Task objective ::
Output all the material that follows, exactly as given.

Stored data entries
**********

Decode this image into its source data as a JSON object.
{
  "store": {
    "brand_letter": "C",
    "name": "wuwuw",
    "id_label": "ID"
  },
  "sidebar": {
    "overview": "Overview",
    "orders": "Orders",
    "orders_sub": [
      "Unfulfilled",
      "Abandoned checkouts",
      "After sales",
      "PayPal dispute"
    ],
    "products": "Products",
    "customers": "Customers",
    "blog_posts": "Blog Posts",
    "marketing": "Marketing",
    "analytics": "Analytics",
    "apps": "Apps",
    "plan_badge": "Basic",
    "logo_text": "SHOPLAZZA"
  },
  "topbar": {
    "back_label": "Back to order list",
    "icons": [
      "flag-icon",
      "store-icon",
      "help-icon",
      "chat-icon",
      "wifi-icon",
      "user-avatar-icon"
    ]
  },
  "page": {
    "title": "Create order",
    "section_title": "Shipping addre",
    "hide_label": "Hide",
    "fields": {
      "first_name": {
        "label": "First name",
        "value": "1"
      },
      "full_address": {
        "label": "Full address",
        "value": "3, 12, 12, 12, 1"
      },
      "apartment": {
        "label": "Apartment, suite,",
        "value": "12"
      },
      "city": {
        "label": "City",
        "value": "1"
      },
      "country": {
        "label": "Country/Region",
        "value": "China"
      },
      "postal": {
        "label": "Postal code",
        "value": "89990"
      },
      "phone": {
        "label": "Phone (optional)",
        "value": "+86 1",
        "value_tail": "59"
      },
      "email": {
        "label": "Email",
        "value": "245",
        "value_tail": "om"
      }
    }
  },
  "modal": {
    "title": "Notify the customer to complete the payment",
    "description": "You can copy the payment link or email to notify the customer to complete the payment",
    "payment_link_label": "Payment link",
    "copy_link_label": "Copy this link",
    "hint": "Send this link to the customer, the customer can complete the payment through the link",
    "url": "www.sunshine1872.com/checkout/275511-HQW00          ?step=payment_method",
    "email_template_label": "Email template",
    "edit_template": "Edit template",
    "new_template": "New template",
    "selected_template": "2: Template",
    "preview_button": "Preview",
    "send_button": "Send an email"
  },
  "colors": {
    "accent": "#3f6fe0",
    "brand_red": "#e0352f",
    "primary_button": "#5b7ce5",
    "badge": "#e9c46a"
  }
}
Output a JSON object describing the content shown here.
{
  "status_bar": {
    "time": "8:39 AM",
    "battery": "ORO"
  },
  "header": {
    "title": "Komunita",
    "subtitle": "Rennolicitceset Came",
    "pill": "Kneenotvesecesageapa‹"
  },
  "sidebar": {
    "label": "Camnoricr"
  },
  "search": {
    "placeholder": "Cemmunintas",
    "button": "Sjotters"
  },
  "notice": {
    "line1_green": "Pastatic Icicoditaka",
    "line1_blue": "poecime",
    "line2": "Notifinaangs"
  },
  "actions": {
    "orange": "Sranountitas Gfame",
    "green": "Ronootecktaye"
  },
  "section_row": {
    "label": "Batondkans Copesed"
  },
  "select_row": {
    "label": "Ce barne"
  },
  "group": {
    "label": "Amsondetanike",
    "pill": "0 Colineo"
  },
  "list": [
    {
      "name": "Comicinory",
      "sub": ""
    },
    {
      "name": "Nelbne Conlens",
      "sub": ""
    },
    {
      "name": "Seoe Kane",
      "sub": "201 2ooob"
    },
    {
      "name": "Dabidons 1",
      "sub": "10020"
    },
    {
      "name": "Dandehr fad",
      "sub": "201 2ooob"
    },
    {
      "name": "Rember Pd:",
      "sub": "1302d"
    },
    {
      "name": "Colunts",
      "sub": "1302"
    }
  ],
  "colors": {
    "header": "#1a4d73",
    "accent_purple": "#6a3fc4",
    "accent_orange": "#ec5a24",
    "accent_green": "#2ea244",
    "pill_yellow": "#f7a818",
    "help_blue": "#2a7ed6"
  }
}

**********

Answer to the problem ::
Decode this image into its source data as a JSON object.
{
  "store": {
    "brand_letter": "C",
    "name": "wuwuw",
    "id_label": "ID"
  },
  "sidebar": {
    "overview": "Overview",
    "orders": "Orders",
    "orders_sub": [
      "Unfulfilled",
      "Abandoned checkouts",
      "After sales",
      "PayPal dispute"
    ],
    "products": "Products",
    "customers": "Customers",
    "blog_posts": "Blog Posts",
    "marketing": "Marketing",
    "analytics": "Analytics",
    "apps": "Apps",
    "plan_badge": "Basic",
    "logo_text": "SHOPLAZZA"
  },
  "topbar": {
    "back_label": "Back to order list",
    "icons": [
      "flag-icon",
      "store-icon",
      "help-icon",
      "chat-icon",
      "wifi-icon",
      "user-avatar-icon"
    ]
  },
  "page": {
    "title": "Create order",
    "section_title": "Shipping addre",
    "hide_label": "Hide",
    "fields": {
      "first_name": {
        "label": "First name",
        "value": "1"
      },
      "full_address": {
        "label": "Full address",
        "value": "3, 12, 12, 12, 1"
      },
      "apartment": {
        "label": "Apartment, suite,",
        "value": "12"
      },
      "city": {
        "label": "City",
        "value": "1"
      },
      "country": {
        "label": "Country/Region",
        "value": "China"
      },
      "postal": {
        "label": "Postal code",
        "value": "89990"
      },
      "phone": {
        "label": "Phone (optional)",
        "value": "+86 1",
        "value_tail": "59"
      },
      "email": {
        "label": "Email",
        "value": "245",
        "value_tail": "om"
      }
    }
  },
  "modal": {
    "title": "Notify the customer to complete the payment",
    "description": "You can copy the payment link or email to notify the customer to complete the payment",
    "payment_link_label": "Payment link",
    "copy_link_label": "Copy this link",
    "hint": "Send this link to the customer, the customer can complete the payment through the link",
    "url": "www.sunshine1872.com/checkout/275511-HQW00          ?step=payment_method",
    "email_template_label": "Email template",
    "edit_template": "Edit template",
    "new_template": "New template",
    "selected_template": "2: Template",
    "preview_button": "Preview",
    "send_button": "Send an email"
  },
  "colors": {
    "accent": "#3f6fe0",
    "brand_red": "#e0352f",
    "primary_button": "#5b7ce5",
    "badge": "#e9c46a"
  }
}
Output a JSON object describing the content shown here.
{
  "status_bar": {
    "time": "8:39 AM",
    "battery": "ORO"
  },
  "header": {
    "title": "Komunita",
    "subtitle": "Rennolicitceset Came",
    "pill": "Kneenotvesecesageapa‹"
  },
  "sidebar": {
    "label": "Camnoricr"
  },
  "search": {
    "placeholder": "Cemmunintas",
    "button": "Sjotters"
  },
  "notice": {
    "line1_green": "Pastatic Icicoditaka",
    "line1_blue": "poecime",
    "line2": "Notifinaangs"
  },
  "actions": {
    "orange": "Sranountitas Gfame",
    "green": "Ronootecktaye"
  },
  "section_row": {
    "label": "Batondkans Copesed"
  },
  "select_row": {
    "label": "Ce barne"
  },
  "group": {
    "label": "Amsondetanike",
    "pill": "0 Colineo"
  },
  "list": [
    {
      "name": "Comicinory",
      "sub": ""
    },
    {
      "name": "Nelbne Conlens",
      "sub": ""
    },
    {
      "name": "Seoe Kane",
      "sub": "201 2ooob"
    },
    {
      "name": "Dabidons 1",
      "sub": "10020"
    },
    {
      "name": "Dandehr fad",
      "sub": "201 2ooob"
    },
    {
      "name": "Rember Pd:",
      "sub": "1302d"
    },
    {
      "name": "Colunts",
      "sub": "1302"
    }
  ],
  "colors": {
    "header": "#1a4d73",
    "accent_purple": "#6a3fc4",
    "accent_orange": "#ec5a24",
    "accent_green": "#2ea244",
    "pill_yellow": "#f7a818",
    "help_blue": "#2a7ed6"
  }
}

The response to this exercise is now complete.